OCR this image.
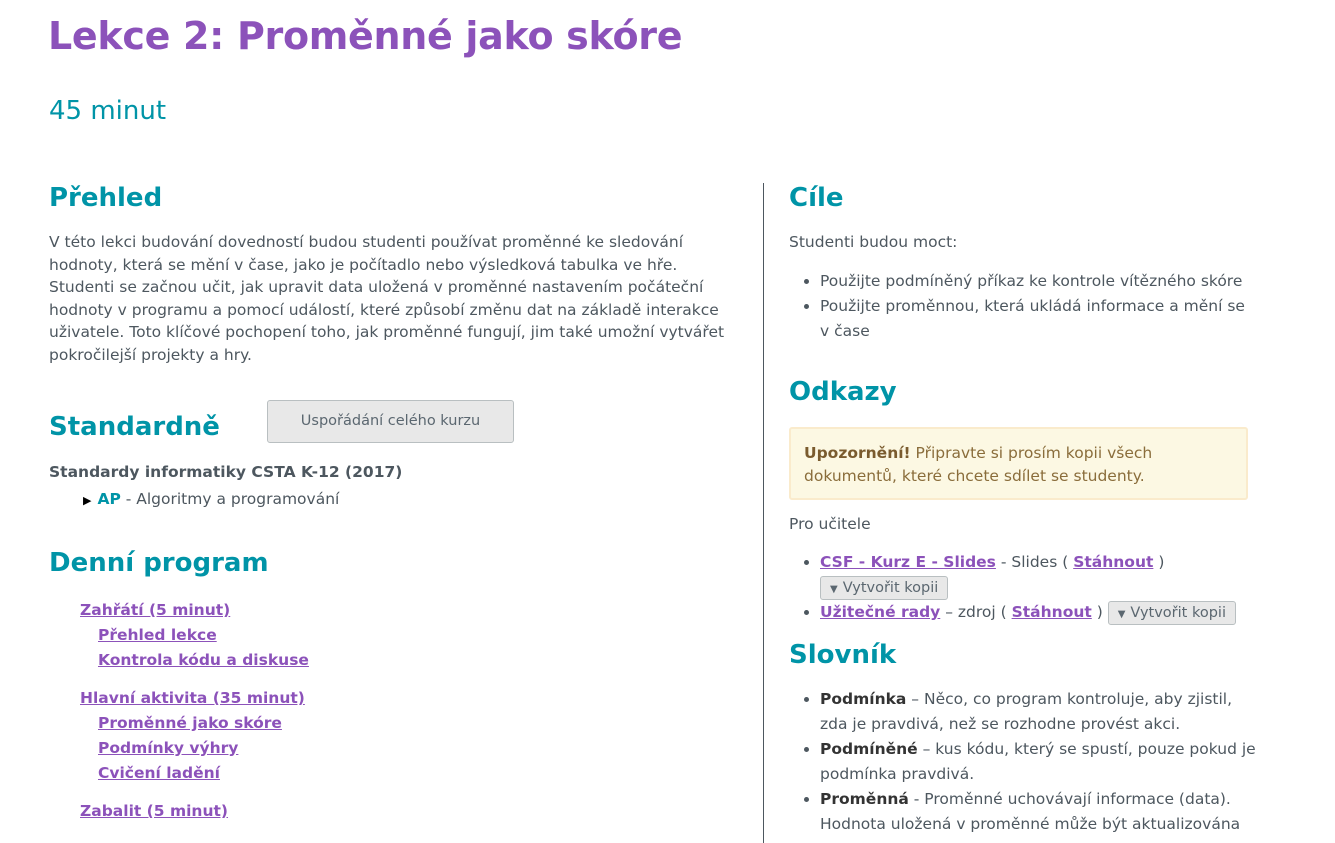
Lekce 2: Proměnné jako skóre
45 minut
Přehled

V této lekci budování dovedností budou studenti používat proměnné ke sledování hodnoty, která se mění v čase, jako je počítadlo nebo výsledková tabulka ve hře. Studenti se začnou učit, jak upravit data uložená v proměnné nastavením počáteční hodnoty v programu a pomocí událostí, které způsobí změnu dat na základě interakce uživatele. Toto klíčové pochopení toho, jak proměnné fungují, jim také umožní vytvářet pokročilejší projekty a hry.

Standardně	Uspořádání celého kurzu
Standardy informatiky CSTA K-12 (2017)
▶ AP - Algoritmy a programování
Denní program
Zahřátí (5 minut)
Přehled lekce
Kontrola kódu a diskuse
Hlavní aktivita (35 minut)
Proměnné jako skóre
Podmínky výhry
Cvičení ladění
Zabalit (5 minut)
Cíle
Studenti budou moct:
• Použijte podmíněný příkaz ke kontrole vítězného skóre
• Použijte proměnnou, která ukládá informace a mění se v čase
Odkazy
Upozornění! Připravte si prosím kopii všech dokumentů, které chcete sdílet se studenty.
Pro učitele
• CSF - Kurz E - Slides - Slides ( Stáhnout )
▼ Vytvořit kopii
• Užitečné rady – zdroj ( Stáhnout ) ▼ Vytvořit kopii
Slovník
• Podmínka – Něco, co program kontroluje, aby zjistil, zda je pravdivá, než se rozhodne provést akci.
• Podmíněné – kus kódu, který se spustí, pouze pokud je podmínka pravdivá.
• Proměnná - Proměnné uchovávají informace (data). Hodnota uložená v proměnné může být aktualizována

────────

# [REQUIREMENTS]
Transcribe the records verbatim and omit the images.

# [WRITTEN RESPONSE]
OCR this image.
Lekce 2: Proměnné jako skóre
45 minut
Přehled

V této lekci budování dovedností budou studenti používat proměnné ke sledování hodnoty, která se mění v čase, jako je počítadlo nebo výsledková tabulka ve hře. Studenti se začnou učit, jak upravit data uložená v proměnné nastavením počáteční hodnoty v programu a pomocí událostí, které způsobí změnu dat na základě interakce uživatele. Toto klíčové pochopení toho, jak proměnné fungují, jim také umožní vytvářet pokročilejší projekty a hry.

Standardně	Uspořádání celého kurzu
Standardy informatiky CSTA K-12 (2017)
▶ AP - Algoritmy a programování
Denní program
Zahřátí (5 minut)
Přehled lekce
Kontrola kódu a diskuse
Hlavní aktivita (35 minut)
Proměnné jako skóre
Podmínky výhry
Cvičení ladění
Zabalit (5 minut)
Cíle
Studenti budou moct:
• Použijte podmíněný příkaz ke kontrole vítězného skóre
• Použijte proměnnou, která ukládá informace a mění se v čase
Odkazy
Upozornění! Připravte si prosím kopii všech dokumentů, které chcete sdílet se studenty.
Pro učitele
• CSF - Kurz E - Slides - Slides ( Stáhnout )
▼ Vytvořit kopii
• Užitečné rady – zdroj ( Stáhnout ) ▼ Vytvořit kopii
Slovník
• Podmínka – Něco, co program kontroluje, aby zjistil, zda je pravdivá, než se rozhodne provést akci.
• Podmíněné – kus kódu, který se spustí, pouze pokud je podmínka pravdivá.
• Proměnná - Proměnné uchovávají informace (data). Hodnota uložená v proměnné může být aktualizována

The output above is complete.